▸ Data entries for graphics
····················

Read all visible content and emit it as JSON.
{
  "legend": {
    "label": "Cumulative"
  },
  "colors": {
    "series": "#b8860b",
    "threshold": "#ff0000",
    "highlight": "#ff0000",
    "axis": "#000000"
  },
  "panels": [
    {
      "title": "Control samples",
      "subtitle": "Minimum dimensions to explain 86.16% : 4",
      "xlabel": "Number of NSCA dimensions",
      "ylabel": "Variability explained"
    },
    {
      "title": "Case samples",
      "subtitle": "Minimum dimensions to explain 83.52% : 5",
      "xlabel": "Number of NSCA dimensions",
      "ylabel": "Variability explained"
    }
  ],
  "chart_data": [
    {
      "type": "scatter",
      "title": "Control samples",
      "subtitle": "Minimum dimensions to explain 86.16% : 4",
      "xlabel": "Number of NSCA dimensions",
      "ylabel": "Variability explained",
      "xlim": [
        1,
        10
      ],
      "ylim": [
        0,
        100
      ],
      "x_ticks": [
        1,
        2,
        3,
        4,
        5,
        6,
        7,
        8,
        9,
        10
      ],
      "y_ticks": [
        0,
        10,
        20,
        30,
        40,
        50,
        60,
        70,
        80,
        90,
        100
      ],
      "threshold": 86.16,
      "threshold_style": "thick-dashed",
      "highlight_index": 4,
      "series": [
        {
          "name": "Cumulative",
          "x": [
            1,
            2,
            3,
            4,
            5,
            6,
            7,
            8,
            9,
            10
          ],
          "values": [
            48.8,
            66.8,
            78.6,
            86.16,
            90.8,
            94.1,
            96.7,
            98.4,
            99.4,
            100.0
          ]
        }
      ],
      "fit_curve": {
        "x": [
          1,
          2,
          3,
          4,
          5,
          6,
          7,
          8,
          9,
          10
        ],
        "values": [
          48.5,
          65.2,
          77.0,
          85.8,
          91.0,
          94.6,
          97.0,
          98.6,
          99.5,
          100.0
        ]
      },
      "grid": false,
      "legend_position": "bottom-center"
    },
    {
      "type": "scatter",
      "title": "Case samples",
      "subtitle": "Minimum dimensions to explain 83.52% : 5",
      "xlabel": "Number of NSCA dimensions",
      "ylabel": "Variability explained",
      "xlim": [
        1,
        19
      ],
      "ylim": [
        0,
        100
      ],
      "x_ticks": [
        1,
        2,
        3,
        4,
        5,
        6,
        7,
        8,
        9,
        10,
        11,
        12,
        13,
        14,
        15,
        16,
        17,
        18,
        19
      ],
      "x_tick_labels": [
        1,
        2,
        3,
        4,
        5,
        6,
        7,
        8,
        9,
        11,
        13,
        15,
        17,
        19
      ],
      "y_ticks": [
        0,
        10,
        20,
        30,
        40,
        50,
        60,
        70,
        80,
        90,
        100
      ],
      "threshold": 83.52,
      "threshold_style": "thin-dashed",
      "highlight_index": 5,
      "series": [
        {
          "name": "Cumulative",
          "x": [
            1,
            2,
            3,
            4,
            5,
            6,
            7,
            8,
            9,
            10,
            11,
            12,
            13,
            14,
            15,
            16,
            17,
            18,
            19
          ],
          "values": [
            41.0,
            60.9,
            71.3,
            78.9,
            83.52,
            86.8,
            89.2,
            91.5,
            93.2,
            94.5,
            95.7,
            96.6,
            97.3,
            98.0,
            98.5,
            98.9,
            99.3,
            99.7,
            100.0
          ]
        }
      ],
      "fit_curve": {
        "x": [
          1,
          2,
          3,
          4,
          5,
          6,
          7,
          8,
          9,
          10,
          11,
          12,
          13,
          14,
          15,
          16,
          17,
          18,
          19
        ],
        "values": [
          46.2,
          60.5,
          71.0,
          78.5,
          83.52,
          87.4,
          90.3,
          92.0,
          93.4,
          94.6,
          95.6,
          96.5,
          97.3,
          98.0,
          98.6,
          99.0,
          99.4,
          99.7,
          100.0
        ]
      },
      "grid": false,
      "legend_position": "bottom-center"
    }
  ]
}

····················

▸ Task description
Set down the listing in full, keeping every word exactly as it is.

▸ Problem solution
Read all visible content and emit it as JSON.
{
  "legend": {
    "label": "Cumulative"
  },
  "colors": {
    "series": "#b8860b",
    "threshold": "#ff0000",
    "highlight": "#ff0000",
    "axis": "#000000"
  },
  "panels": [
    {
      "title": "Control samples",
      "subtitle": "Minimum dimensions to explain 86.16% : 4",
      "xlabel": "Number of NSCA dimensions",
      "ylabel": "Variability explained"
    },
    {
      "title": "Case samples",
      "subtitle": "Minimum dimensions to explain 83.52% : 5",
      "xlabel": "Number of NSCA dimensions",
      "ylabel": "Variability explained"
    }
  ],
  "chart_data": [
    {
      "type": "scatter",
      "title": "Control samples",
      "subtitle": "Minimum dimensions to explain 86.16% : 4",
      "xlabel": "Number of NSCA dimensions",
      "ylabel": "Variability explained",
      "xlim": [
        1,
        10
      ],
      "ylim": [
        0,
        100
      ],
      "x_ticks": [
        1,
        2,
        3,
        4,
        5,
        6,
        7,
        8,
        9,
        10
      ],
      "y_ticks": [
        0,
        10,
        20,
        30,
        40,
        50,
        60,
        70,
        80,
        90,
        100
      ],
      "threshold": 86.16,
      "threshold_style": "thick-dashed",
      "highlight_index": 4,
      "series": [
        {
          "name": "Cumulative",
          "x": [
            1,
            2,
            3,
            4,
            5,
            6,
            7,
            8,
            9,
            10
          ],
          "values": [
            48.8,
            66.8,
            78.6,
            86.16,
            90.8,
            94.1,
            96.7,
            98.4,
            99.4,
            100.0
          ]
        }
      ],
      "fit_curve": {
        "x": [
          1,
          2,
          3,
          4,
          5,
          6,
          7,
          8,
          9,
          10
        ],
        "values": [
          48.5,
          65.2,
          77.0,
          85.8,
          91.0,
          94.6,
          97.0,
          98.6,
          99.5,
          100.0
        ]
      },
      "grid": false,
      "legend_position": "bottom-center"
    },
    {
      "type": "scatter",
      "title": "Case samples",
      "subtitle": "Minimum dimensions to explain 83.52% : 5",
      "xlabel": "Number of NSCA dimensions",
      "ylabel": "Variability explained",
      "xlim": [
        1,
        19
      ],
      "ylim": [
        0,
        100
      ],
      "x_ticks": [
        1,
        2,
        3,
        4,
        5,
        6,
        7,
        8,
        9,
        10,
        11,
        12,
        13,
        14,
        15,
        16,
        17,
        18,
        19
      ],
      "x_tick_labels": [
        1,
        2,
        3,
        4,
        5,
        6,
        7,
        8,
        9,
        11,
        13,
        15,
        17,
        19
      ],
      "y_ticks": [
        0,
        10,
        20,
        30,
        40,
        50,
        60,
        70,
        80,
        90,
        100
      ],
      "threshold": 83.52,
      "threshold_style": "thin-dashed",
      "highlight_index": 5,
      "series": [
        {
          "name": "Cumulative",
          "x": [
            1,
            2,
            3,
            4,
            5,
            6,
            7,
            8,
            9,
            10,
            11,
            12,
            13,
            14,
            15,
            16,
            17,
            18,
            19
          ],
          "values": [
            41.0,
            60.9,
            71.3,
            78.9,
            83.52,
            86.8,
            89.2,
            91.5,
            93.2,
            94.5,
            95.7,
            96.6,
            97.3,
            98.0,
            98.5,
            98.9,
            99.3,
            99.7,
            100.0
          ]
        }
      ],
      "fit_curve": {
        "x": [
          1,
          2,
          3,
          4,
          5,
          6,
          7,
          8,
          9,
          10,
          11,
          12,
          13,
          14,
          15,
          16,
          17,
          18,
          19
        ],
        "values": [
          46.2,
          60.5,
          71.0,
          78.5,
          83.52,
          87.4,
          90.3,
          92.0,
          93.4,
          94.6,
          95.6,
          96.5,
          97.3,
          98.0,
          98.6,
          99.0,
          99.4,
          99.7,
          100.0
        ]
      },
      "grid": false,
      "legend_position": "bottom-center"
    }
  ]
}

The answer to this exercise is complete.